++++ DATASET ENTRIES

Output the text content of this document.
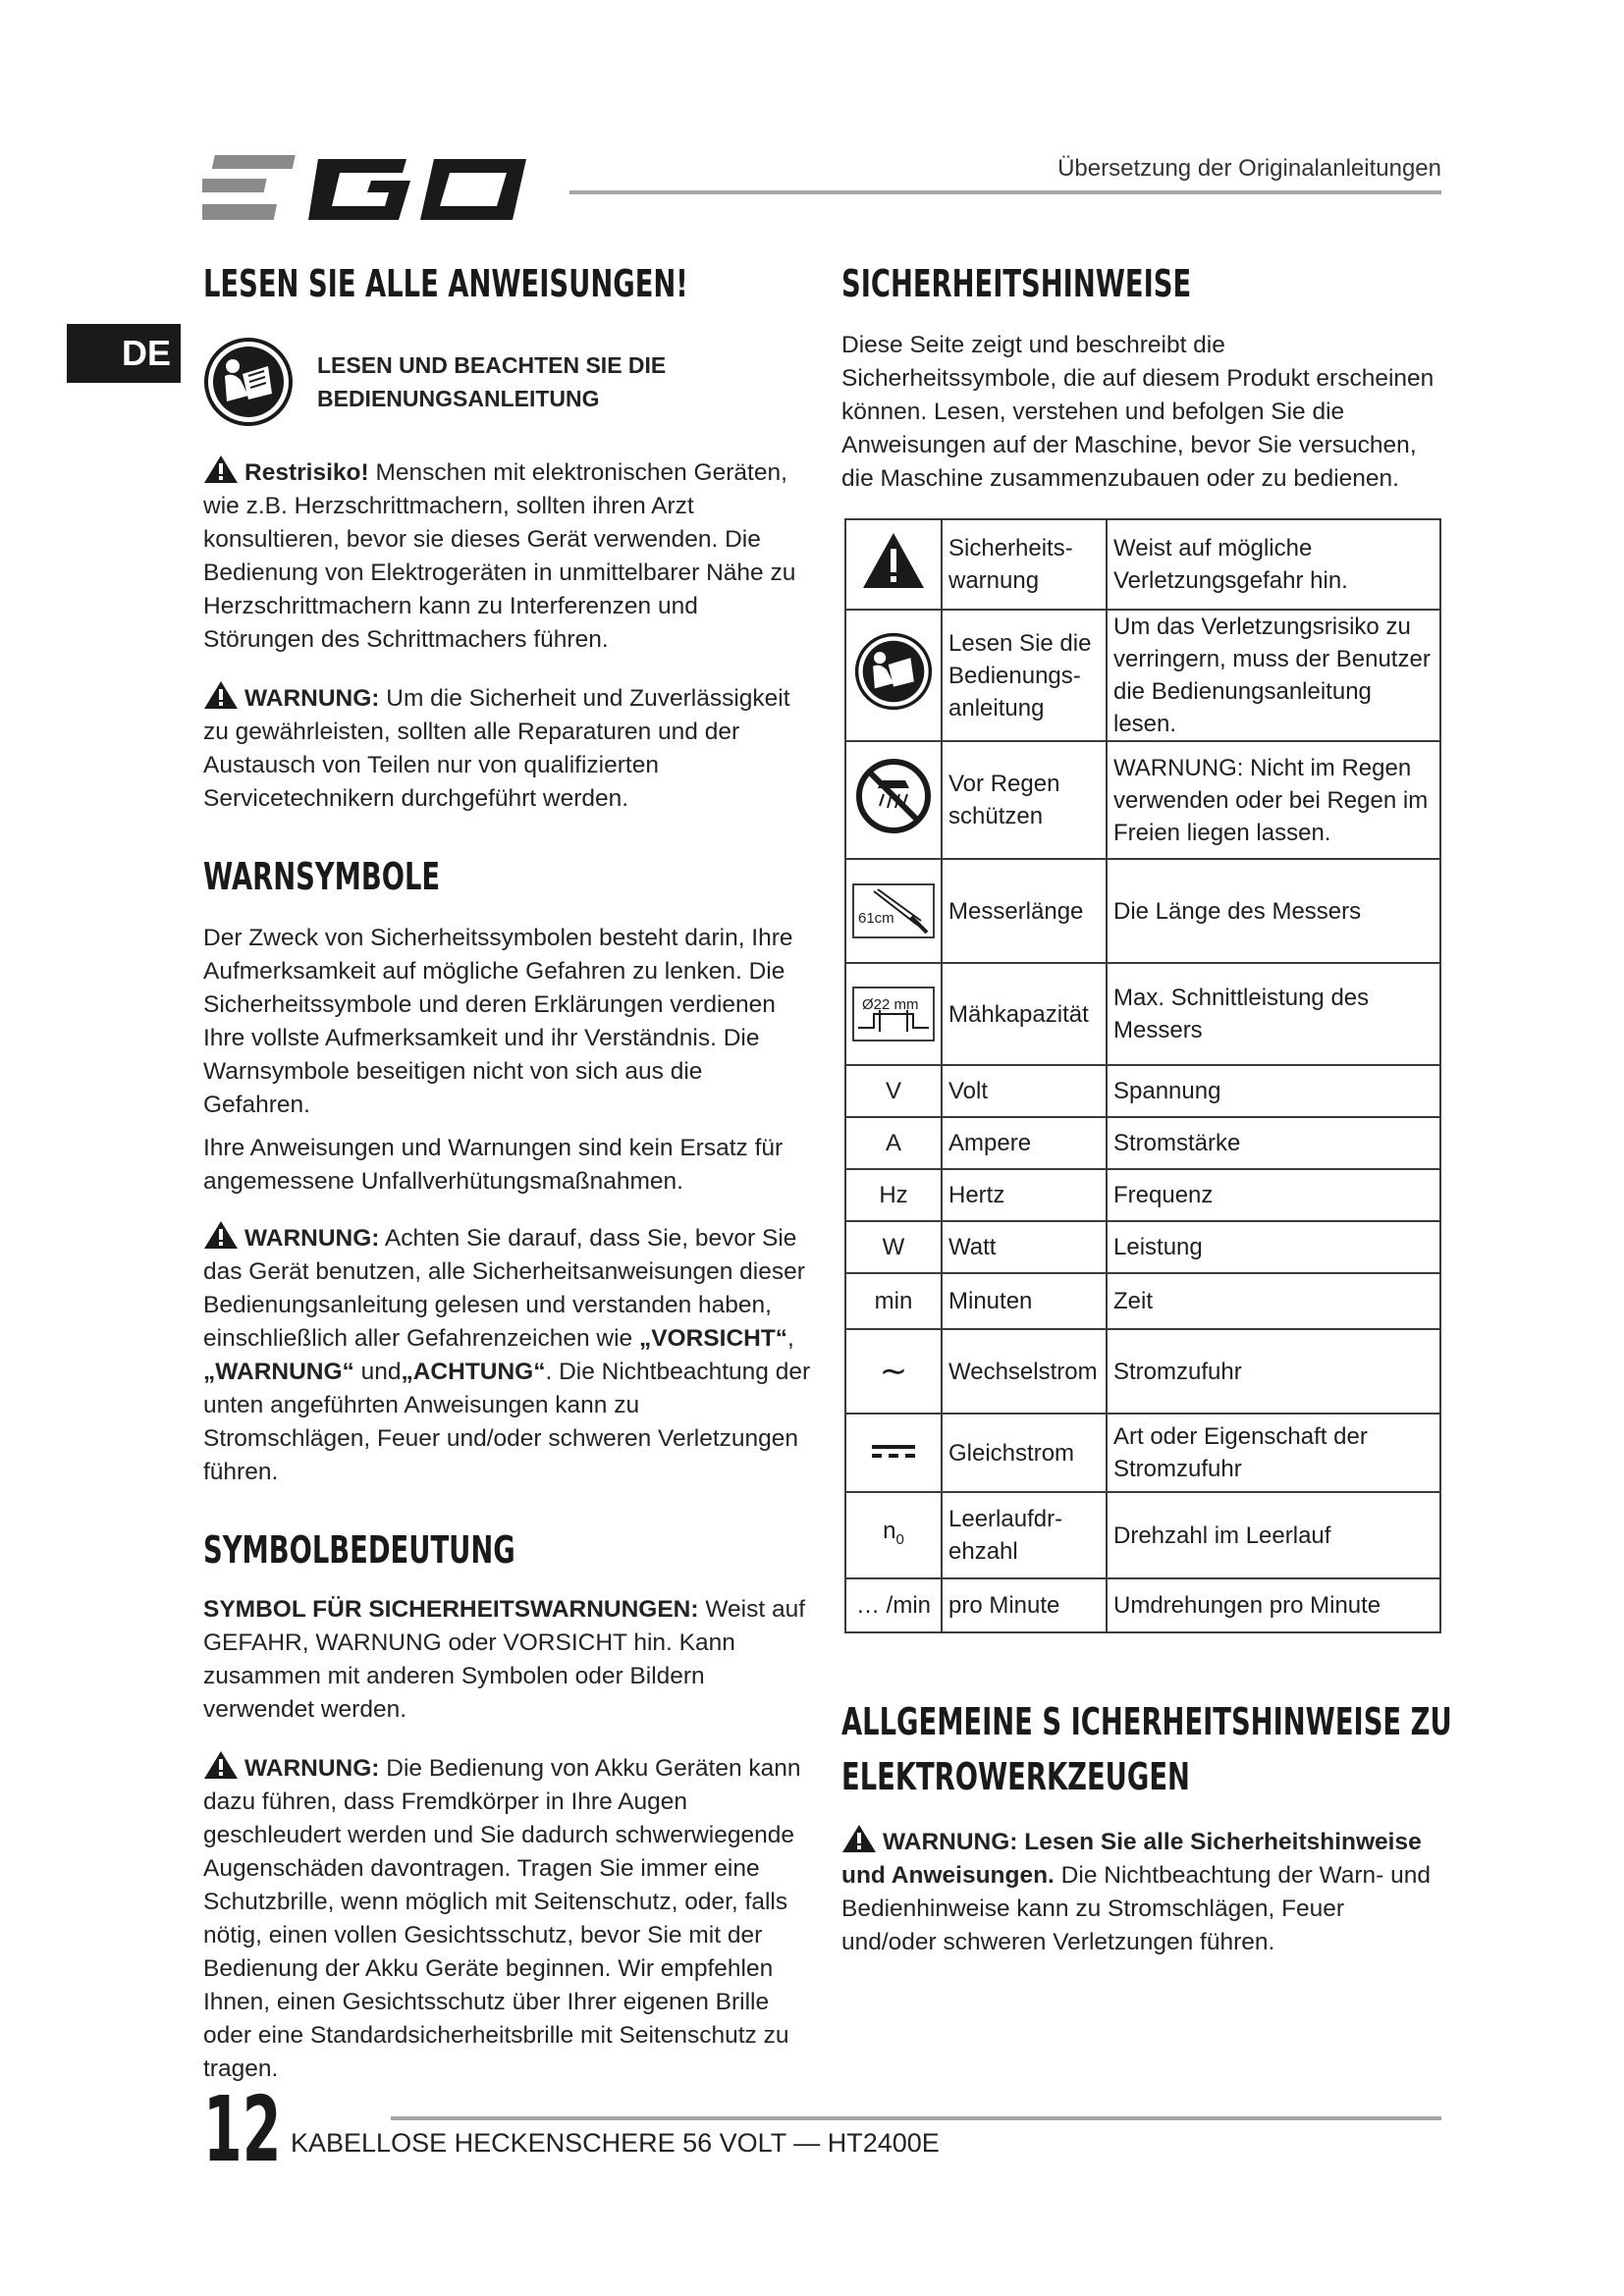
Übersetzung der Originalanleitungen
DE
LESEN SIE ALLE ANWEISUNGEN!
LESEN UND BEACHTEN SIE DIE
BEDIENUNGSANLEITUNG

Restrisiko! Menschen mit elektronischen Geräten, wie z.B. Herzschrittmachern, sollten ihren Arzt konsultieren, bevor sie dieses Gerät verwenden. Die Bedienung von Elektrogeräten in unmittelbarer Nähe zu Herzschrittmachern kann zu Interferenzen und Störungen des Schrittmachers führen.

WARNUNG: Um die Sicherheit und Zuverlässigkeit zu gewährleisten, sollten alle Reparaturen und der Austausch von Teilen nur von qualifizierten Servicetechnikern durchgeführt werden.

WARNSYMBOLE

Der Zweck von Sicherheitssymbolen besteht darin, Ihre Aufmerksamkeit auf mögliche Gefahren zu lenken. Die Sicherheitssymbole und deren Erklärungen verdienen Ihre vollste Aufmerksamkeit und ihr Verständnis. Die Warnsymbole beseitigen nicht von sich aus die Gefahren.

Ihre Anweisungen und Warnungen sind kein Ersatz für angemessene Unfallverhütungsmaßnahmen.

WARNUNG: Achten Sie darauf, dass Sie, bevor Sie das Gerät benutzen, alle Sicherheitsanweisungen dieser Bedienungsanleitung gelesen und verstanden haben, einschließlich aller Gefahrenzeichen wie „VORSICHT“, „WARNUNG“ und„ACHTUNG“. Die Nichtbeachtung der unten angeführten Anweisungen kann zu Stromschlägen, Feuer und/oder schweren Verletzungen führen.

SYMBOLBEDEUTUNG

SYMBOL FÜR SICHERHEITSWARNUNGEN: Weist auf GEFAHR, WARNUNG oder VORSICHT hin. Kann zusammen mit anderen Symbolen oder Bildern verwendet werden.

WARNUNG: Die Bedienung von Akku Geräten kann dazu führen, dass Fremdkörper in Ihre Augen geschleudert werden und Sie dadurch schwerwiegende Augenschäden davontragen. Tragen Sie immer eine Schutzbrille, wenn möglich mit Seitenschutz, oder, falls nötig, einen vollen Gesichtsschutz, bevor Sie mit der Bedienung der Akku Geräte beginnen. Wir empfehlen Ihnen, einen Gesichtsschutz über Ihrer eigenen Brille oder eine Standardsicherheitsbrille mit Seitenschutz zu tragen.

SICHERHEITSHINWEISE

Diese Seite zeigt und beschreibt die Sicherheitssymbole, die auf diesem Produkt erscheinen können. Lesen, verstehen und befolgen Sie die Anweisungen auf der Maschine, bevor Sie versuchen, die Maschine zusammenzubauen oder zu bedienen.

	Sicherheits-warnung	Weist auf mögliche Verletzungsgefahr hin.
	Lesen Sie die Bedienungs-anleitung	Um das Verletzungsrisiko zu verringern, muss der Benutzer die Bedienungsanleitung lesen.
	Vor Regen schützen	WARNUNG: Nicht im Regen verwenden oder bei Regen im Freien liegen lassen.

61cm	Messerlänge	Die Länge des Messers

Ø22 mm	Mähkapazität	Max. Schnittleistung des Messers
V	Volt	Spannung
A	Ampere	Stromstärke
Hz	Hertz	Frequenz
W	Watt	Leistung
min	Minuten	Zeit
∼	Wechselstrom	Stromzufuhr
	Gleichstrom	Art oder Eigenschaft der Stromzufuhr
$n_0$	Leerlaufdr-ehzahl	Drehzahl im Leerlauf
… /min	pro Minute	Umdrehungen pro Minute
ALLGEMEINE S ICHERHEITSHINWEISE ZU
ELEKTROWERKZEUGEN

WARNUNG: Lesen Sie alle Sicherheitshinweise und Anweisungen. Die Nichtbeachtung der Warn- und Bedienhinweise kann zu Stromschlägen, Feuer und/oder schweren Verletzungen führen.

12 KABELLOSE HECKENSCHERE 56 VOLT — HT2400E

++++++++

__PROBLEM REQUIREMENTS__:
Pick out every line of the listing containing the word "Messers", and show those lines.

__WRITTEN SOLUTION__:
61cm	Messerlänge	Die Länge des Messers
Ø22 mm	Mähkapazität	Max. Schnittleistung des Messers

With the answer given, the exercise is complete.